Goal of the exercise: Repeat the material in full. Keep every line exactly as it is.

Entries provided:
····················
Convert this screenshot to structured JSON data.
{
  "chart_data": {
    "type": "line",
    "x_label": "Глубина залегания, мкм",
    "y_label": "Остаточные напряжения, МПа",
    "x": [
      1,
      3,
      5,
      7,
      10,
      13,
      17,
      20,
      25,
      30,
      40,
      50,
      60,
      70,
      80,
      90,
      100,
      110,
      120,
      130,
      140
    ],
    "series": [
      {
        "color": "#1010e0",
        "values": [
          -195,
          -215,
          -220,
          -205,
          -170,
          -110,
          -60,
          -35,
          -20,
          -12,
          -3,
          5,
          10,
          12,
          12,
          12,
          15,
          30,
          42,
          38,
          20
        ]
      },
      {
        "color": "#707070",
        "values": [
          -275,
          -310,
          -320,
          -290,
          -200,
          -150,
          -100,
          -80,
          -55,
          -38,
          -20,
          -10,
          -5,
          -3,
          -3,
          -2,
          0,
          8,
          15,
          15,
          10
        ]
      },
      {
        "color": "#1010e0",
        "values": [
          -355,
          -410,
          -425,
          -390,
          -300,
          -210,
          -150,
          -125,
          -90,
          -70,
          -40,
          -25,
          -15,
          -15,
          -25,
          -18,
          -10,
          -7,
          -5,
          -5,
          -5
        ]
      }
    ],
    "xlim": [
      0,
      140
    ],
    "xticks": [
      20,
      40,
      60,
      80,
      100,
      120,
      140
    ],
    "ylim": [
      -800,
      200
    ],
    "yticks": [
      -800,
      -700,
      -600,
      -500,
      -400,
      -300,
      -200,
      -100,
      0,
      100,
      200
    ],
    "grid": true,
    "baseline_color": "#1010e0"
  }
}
····················
In response:
Convert this screenshot to structured JSON data.
{
  "chart_data": {
    "type": "line",
    "x_label": "Глубина залегания, мкм",
    "y_label": "Остаточные напряжения, МПа",
    "x": [
      1,
      3,
      5,
      7,
      10,
      13,
      17,
      20,
      25,
      30,
      40,
      50,
      60,
      70,
      80,
      90,
      100,
      110,
      120,
      130,
      140
    ],
    "series": [
      {
        "color": "#1010e0",
        "values": [
          -195,
          -215,
          -220,
          -205,
          -170,
          -110,
          -60,
          -35,
          -20,
          -12,
          -3,
          5,
          10,
          12,
          12,
          12,
          15,
          30,
          42,
          38,
          20
        ]
      },
      {
        "color": "#707070",
        "values": [
          -275,
          -310,
          -320,
          -290,
          -200,
          -150,
          -100,
          -80,
          -55,
          -38,
          -20,
          -10,
          -5,
          -3,
          -3,
          -2,
          0,
          8,
          15,
          15,
          10
        ]
      },
      {
        "color": "#1010e0",
        "values": [
          -355,
          -410,
          -425,
          -390,
          -300,
          -210,
          -150,
          -125,
          -90,
          -70,
          -40,
          -25,
          -15,
          -15,
          -25,
          -18,
          -10,
          -7,
          -5,
          -5,
          -5
        ]
      }
    ],
    "xlim": [
      0,
      140
    ],
    "xticks": [
      20,
      40,
      60,
      80,
      100,
      120,
      140
    ],
    "ylim": [
      -800,
      200
    ],
    "yticks": [
      -800,
      -700,
      -600,
      -500,
      -400,
      -300,
      -200,
      -100,
      0,
      100,
      200
    ],
    "grid": true,
    "baseline_color": "#1010e0"
  }
}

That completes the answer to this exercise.